-- START OF SUPPLIED DATA --

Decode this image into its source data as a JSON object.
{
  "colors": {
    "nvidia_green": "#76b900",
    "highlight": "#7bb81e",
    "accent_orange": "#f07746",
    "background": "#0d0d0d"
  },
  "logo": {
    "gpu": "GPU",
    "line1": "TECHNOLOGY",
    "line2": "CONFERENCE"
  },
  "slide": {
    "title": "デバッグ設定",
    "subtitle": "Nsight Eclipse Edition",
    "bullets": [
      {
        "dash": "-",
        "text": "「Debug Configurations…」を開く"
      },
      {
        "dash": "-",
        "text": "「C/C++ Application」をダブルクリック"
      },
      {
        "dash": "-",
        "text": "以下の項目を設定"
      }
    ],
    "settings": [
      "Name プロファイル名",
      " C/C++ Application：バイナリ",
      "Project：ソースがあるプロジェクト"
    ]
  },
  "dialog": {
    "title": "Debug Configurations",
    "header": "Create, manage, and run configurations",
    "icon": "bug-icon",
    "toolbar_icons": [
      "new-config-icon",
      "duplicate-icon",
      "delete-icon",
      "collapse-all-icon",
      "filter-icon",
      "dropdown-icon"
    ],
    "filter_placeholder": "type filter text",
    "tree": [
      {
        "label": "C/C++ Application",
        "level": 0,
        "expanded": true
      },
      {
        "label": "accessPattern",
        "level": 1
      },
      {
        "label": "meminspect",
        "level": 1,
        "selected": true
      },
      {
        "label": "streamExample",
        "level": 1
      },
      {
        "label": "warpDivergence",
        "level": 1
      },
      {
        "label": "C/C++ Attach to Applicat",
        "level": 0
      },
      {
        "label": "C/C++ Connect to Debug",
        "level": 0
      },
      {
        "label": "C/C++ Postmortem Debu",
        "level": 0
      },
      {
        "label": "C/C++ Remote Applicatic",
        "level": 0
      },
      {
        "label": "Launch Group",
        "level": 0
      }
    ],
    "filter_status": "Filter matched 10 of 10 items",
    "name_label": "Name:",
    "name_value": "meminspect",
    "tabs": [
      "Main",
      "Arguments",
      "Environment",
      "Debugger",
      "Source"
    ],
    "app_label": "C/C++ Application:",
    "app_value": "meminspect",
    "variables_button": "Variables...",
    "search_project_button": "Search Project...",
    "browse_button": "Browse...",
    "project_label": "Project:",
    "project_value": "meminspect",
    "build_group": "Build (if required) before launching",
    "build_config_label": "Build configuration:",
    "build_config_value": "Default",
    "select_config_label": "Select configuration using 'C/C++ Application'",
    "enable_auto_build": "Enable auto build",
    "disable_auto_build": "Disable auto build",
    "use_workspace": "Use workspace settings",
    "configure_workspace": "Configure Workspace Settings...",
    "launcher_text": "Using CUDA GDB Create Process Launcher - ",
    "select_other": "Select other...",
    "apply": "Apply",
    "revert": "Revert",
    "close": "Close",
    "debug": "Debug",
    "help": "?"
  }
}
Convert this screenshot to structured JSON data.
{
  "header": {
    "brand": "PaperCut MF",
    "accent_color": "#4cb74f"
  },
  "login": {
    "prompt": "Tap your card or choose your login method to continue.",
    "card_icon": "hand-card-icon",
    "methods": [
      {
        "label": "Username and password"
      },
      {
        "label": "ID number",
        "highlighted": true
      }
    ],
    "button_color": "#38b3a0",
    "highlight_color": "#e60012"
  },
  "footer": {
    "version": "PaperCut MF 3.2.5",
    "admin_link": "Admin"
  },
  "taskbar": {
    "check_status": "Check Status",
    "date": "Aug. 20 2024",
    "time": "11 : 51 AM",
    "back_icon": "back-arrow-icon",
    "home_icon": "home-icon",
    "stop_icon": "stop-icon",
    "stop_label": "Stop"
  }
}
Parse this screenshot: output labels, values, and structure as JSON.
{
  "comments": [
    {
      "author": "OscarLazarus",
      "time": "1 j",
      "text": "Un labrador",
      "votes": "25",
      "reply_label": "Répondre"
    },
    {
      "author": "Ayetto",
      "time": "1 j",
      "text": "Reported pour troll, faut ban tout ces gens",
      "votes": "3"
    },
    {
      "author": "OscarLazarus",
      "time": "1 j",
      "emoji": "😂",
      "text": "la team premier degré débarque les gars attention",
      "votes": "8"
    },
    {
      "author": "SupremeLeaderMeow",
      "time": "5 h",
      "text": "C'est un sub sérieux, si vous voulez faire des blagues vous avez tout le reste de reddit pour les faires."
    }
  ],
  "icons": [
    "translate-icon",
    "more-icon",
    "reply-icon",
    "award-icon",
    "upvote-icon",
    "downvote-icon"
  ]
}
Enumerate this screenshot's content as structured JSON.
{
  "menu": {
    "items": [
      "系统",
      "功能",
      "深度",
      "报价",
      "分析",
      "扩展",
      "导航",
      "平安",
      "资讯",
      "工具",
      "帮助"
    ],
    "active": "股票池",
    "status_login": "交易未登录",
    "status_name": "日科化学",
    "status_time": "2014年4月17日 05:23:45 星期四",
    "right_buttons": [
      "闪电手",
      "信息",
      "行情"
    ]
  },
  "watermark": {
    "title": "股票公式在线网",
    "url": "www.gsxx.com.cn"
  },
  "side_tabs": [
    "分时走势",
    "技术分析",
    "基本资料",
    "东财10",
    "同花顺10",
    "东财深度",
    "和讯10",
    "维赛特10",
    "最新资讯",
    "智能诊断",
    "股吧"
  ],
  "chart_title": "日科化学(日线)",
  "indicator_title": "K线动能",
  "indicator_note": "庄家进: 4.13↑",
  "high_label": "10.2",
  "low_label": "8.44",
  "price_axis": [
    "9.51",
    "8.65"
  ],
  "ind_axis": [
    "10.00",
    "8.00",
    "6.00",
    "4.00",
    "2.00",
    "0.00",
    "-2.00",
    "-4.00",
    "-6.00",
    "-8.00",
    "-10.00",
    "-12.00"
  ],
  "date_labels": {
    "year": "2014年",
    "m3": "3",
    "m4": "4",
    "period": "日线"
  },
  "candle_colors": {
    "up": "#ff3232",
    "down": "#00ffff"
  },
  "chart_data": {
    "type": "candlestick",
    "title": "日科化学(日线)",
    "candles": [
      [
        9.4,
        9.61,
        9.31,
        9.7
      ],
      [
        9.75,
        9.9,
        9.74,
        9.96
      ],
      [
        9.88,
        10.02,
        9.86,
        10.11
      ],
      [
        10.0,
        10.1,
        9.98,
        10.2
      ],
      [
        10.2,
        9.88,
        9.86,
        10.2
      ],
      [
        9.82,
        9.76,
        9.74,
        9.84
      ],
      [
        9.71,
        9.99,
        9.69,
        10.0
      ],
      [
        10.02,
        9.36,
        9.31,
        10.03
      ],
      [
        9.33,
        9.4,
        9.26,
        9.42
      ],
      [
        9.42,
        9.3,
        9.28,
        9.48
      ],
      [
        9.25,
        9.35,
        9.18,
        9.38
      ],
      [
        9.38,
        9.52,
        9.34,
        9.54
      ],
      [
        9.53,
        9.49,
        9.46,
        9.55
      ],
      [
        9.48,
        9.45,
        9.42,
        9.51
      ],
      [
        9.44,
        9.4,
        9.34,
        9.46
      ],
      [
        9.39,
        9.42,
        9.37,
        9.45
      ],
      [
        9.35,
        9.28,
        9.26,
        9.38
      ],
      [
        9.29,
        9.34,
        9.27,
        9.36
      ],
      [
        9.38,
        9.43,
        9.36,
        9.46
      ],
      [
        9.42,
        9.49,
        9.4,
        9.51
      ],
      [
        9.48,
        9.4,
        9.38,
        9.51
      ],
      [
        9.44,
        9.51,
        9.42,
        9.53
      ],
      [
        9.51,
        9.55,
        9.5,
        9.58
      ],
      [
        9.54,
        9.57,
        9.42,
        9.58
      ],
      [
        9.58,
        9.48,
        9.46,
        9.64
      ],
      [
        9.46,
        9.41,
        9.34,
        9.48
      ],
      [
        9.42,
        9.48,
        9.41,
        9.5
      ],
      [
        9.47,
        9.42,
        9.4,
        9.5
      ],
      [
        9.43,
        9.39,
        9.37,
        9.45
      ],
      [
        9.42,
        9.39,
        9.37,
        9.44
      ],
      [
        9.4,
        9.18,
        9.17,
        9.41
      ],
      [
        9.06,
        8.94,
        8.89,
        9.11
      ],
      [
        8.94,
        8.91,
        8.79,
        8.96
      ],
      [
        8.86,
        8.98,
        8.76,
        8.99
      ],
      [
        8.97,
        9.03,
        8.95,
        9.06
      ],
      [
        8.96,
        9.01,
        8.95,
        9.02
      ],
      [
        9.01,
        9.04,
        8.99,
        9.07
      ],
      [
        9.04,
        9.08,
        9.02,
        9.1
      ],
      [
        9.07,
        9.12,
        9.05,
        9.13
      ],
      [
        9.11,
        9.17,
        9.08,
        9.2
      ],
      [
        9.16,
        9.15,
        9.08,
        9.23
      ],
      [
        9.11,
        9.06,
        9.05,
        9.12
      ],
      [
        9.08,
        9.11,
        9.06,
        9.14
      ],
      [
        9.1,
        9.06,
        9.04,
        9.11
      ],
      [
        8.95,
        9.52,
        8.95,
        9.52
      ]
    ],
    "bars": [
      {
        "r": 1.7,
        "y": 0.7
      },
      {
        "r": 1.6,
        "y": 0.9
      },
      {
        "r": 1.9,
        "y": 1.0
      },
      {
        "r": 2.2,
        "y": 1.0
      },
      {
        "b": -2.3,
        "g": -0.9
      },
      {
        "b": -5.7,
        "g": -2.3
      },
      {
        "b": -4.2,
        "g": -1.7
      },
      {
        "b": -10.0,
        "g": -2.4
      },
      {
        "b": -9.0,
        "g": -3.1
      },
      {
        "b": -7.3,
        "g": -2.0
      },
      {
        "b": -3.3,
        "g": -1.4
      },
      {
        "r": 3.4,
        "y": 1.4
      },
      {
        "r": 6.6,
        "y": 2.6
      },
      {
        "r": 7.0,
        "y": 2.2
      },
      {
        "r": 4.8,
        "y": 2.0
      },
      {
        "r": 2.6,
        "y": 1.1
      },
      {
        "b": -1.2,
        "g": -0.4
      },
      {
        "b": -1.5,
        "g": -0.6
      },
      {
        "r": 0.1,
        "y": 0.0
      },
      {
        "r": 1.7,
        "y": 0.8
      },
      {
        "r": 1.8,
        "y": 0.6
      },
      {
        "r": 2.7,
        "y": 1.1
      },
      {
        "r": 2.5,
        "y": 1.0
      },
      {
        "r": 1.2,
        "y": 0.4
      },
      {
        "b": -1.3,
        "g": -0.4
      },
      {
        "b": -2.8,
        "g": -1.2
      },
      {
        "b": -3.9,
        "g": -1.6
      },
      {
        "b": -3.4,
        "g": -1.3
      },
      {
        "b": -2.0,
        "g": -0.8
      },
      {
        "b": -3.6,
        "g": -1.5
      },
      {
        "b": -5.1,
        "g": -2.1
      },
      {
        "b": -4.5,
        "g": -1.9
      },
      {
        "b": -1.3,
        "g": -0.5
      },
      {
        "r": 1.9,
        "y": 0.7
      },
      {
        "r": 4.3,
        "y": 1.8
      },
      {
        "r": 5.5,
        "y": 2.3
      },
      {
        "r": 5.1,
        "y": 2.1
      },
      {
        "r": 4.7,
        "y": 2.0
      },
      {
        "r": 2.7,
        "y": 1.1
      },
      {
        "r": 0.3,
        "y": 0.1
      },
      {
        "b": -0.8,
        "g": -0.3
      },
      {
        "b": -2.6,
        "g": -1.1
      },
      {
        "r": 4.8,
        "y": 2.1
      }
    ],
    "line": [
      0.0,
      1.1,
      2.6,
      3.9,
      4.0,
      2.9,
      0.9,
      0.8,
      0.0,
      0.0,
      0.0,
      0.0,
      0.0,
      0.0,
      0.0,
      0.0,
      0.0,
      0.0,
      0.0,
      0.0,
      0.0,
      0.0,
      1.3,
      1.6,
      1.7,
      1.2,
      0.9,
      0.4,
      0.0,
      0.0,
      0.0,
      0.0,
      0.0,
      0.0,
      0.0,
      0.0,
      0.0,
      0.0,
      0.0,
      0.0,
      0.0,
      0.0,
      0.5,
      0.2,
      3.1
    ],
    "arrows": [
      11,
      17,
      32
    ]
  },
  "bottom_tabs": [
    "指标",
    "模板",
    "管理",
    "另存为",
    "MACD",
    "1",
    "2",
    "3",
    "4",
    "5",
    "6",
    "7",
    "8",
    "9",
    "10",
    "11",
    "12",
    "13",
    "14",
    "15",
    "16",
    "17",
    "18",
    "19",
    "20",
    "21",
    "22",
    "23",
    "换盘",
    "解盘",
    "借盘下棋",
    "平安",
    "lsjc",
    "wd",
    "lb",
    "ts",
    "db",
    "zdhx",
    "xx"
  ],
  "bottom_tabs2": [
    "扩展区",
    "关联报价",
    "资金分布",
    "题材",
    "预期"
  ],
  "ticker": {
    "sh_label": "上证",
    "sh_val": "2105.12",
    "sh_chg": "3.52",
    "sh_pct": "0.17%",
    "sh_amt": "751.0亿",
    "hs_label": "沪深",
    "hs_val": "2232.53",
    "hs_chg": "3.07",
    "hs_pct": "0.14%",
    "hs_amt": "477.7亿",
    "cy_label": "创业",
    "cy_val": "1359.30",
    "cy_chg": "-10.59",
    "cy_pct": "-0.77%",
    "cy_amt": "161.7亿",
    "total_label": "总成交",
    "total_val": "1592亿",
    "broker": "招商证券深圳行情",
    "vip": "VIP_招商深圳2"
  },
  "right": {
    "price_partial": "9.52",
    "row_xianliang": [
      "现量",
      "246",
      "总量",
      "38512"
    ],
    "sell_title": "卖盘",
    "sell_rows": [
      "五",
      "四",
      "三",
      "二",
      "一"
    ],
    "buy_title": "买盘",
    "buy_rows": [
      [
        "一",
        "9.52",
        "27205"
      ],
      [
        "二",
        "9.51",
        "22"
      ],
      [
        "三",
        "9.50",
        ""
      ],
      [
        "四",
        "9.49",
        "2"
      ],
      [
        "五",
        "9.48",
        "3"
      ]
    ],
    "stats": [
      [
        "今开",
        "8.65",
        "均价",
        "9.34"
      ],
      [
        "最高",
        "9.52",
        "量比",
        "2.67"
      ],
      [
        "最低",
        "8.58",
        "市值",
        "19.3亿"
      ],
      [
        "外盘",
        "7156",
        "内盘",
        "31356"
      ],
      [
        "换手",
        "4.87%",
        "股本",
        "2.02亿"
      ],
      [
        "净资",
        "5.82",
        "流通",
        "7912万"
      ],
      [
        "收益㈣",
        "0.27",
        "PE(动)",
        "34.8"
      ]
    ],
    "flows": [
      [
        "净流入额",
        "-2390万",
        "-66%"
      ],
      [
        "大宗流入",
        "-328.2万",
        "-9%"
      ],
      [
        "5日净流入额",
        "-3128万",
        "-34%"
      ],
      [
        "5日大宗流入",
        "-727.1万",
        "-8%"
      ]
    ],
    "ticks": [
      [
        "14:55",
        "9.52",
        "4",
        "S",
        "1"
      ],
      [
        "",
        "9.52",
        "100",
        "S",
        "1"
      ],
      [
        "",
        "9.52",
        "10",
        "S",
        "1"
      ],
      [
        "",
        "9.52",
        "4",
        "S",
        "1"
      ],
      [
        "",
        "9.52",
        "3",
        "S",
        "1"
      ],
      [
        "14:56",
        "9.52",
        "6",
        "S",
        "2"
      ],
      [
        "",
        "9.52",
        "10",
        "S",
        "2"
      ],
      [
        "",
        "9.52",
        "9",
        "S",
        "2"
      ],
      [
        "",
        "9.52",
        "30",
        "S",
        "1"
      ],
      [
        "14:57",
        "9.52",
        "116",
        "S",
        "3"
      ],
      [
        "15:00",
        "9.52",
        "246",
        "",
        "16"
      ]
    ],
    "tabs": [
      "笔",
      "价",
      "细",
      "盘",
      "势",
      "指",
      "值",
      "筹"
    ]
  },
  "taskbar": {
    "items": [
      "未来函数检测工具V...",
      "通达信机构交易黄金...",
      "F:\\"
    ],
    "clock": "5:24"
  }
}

-- END OF SUPPLIED DATA --

*EXERCISE:* Only a number is wanted: how many lines of the material include the word "screenshot".

*SOLUTION:* 3